Aim
Render every entry exactly as it appears.

Data
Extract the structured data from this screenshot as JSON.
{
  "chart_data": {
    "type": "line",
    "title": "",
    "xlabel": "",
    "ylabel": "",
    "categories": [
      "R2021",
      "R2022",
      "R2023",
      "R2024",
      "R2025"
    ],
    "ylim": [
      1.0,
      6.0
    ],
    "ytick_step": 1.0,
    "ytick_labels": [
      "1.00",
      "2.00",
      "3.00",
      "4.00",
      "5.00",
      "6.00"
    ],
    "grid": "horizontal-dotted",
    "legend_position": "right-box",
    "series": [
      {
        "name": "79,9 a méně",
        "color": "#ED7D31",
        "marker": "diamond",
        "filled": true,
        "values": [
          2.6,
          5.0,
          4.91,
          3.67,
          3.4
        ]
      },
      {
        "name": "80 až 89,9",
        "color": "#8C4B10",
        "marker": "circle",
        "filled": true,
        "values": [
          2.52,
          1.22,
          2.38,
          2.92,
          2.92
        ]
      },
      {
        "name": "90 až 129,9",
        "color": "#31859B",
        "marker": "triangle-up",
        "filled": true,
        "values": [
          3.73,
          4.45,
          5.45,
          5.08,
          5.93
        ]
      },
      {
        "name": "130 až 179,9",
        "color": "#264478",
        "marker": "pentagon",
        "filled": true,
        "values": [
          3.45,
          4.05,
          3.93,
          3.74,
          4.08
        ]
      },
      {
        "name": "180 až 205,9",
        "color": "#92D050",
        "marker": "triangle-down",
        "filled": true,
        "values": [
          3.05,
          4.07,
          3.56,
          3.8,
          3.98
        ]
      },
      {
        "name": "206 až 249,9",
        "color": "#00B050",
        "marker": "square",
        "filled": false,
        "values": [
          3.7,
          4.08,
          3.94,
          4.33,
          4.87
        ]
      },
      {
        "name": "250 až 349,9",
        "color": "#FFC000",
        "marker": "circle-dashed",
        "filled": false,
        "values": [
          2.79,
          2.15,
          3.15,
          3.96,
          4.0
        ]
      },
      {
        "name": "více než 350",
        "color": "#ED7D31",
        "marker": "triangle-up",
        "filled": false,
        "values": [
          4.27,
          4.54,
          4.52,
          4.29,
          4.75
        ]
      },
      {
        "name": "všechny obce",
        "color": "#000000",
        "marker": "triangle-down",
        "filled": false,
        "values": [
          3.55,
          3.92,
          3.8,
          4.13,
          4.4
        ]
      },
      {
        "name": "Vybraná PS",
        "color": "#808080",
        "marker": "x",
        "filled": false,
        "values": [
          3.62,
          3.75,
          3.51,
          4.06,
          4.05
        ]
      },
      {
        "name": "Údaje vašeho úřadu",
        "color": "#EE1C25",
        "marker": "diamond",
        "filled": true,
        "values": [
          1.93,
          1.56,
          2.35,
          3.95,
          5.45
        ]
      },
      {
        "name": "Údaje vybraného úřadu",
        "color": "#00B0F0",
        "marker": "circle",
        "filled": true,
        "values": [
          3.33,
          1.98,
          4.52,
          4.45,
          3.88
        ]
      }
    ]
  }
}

Problem solution
Extract the structured data from this screenshot as JSON.
{
  "chart_data": {
    "type": "line",
    "title": "",
    "xlabel": "",
    "ylabel": "",
    "categories": [
      "R2021",
      "R2022",
      "R2023",
      "R2024",
      "R2025"
    ],
    "ylim": [
      1.0,
      6.0
    ],
    "ytick_step": 1.0,
    "ytick_labels": [
      "1.00",
      "2.00",
      "3.00",
      "4.00",
      "5.00",
      "6.00"
    ],
    "grid": "horizontal-dotted",
    "legend_position": "right-box",
    "series": [
      {
        "name": "79,9 a méně",
        "color": "#ED7D31",
        "marker": "diamond",
        "filled": true,
        "values": [
          2.6,
          5.0,
          4.91,
          3.67,
          3.4
        ]
      },
      {
        "name": "80 až 89,9",
        "color": "#8C4B10",
        "marker": "circle",
        "filled": true,
        "values": [
          2.52,
          1.22,
          2.38,
          2.92,
          2.92
        ]
      },
      {
        "name": "90 až 129,9",
        "color": "#31859B",
        "marker": "triangle-up",
        "filled": true,
        "values": [
          3.73,
          4.45,
          5.45,
          5.08,
          5.93
        ]
      },
      {
        "name": "130 až 179,9",
        "color": "#264478",
        "marker": "pentagon",
        "filled": true,
        "values": [
          3.45,
          4.05,
          3.93,
          3.74,
          4.08
        ]
      },
      {
        "name": "180 až 205,9",
        "color": "#92D050",
        "marker": "triangle-down",
        "filled": true,
        "values": [
          3.05,
          4.07,
          3.56,
          3.8,
          3.98
        ]
      },
      {
        "name": "206 až 249,9",
        "color": "#00B050",
        "marker": "square",
        "filled": false,
        "values": [
          3.7,
          4.08,
          3.94,
          4.33,
          4.87
        ]
      },
      {
        "name": "250 až 349,9",
        "color": "#FFC000",
        "marker": "circle-dashed",
        "filled": false,
        "values": [
          2.79,
          2.15,
          3.15,
          3.96,
          4.0
        ]
      },
      {
        "name": "více než 350",
        "color": "#ED7D31",
        "marker": "triangle-up",
        "filled": false,
        "values": [
          4.27,
          4.54,
          4.52,
          4.29,
          4.75
        ]
      },
      {
        "name": "všechny obce",
        "color": "#000000",
        "marker": "triangle-down",
        "filled": false,
        "values": [
          3.55,
          3.92,
          3.8,
          4.13,
          4.4
        ]
      },
      {
        "name": "Vybraná PS",
        "color": "#808080",
        "marker": "x",
        "filled": false,
        "values": [
          3.62,
          3.75,
          3.51,
          4.06,
          4.05
        ]
      },
      {
        "name": "Údaje vašeho úřadu",
        "color": "#EE1C25",
        "marker": "diamond",
        "filled": true,
        "values": [
          1.93,
          1.56,
          2.35,
          3.95,
          5.45
        ]
      },
      {
        "name": "Údaje vybraného úřadu",
        "color": "#00B0F0",
        "marker": "circle",
        "filled": true,
        "values": [
          3.33,
          1.98,
          4.52,
          4.45,
          3.88
        ]
      }
    ]
  }
}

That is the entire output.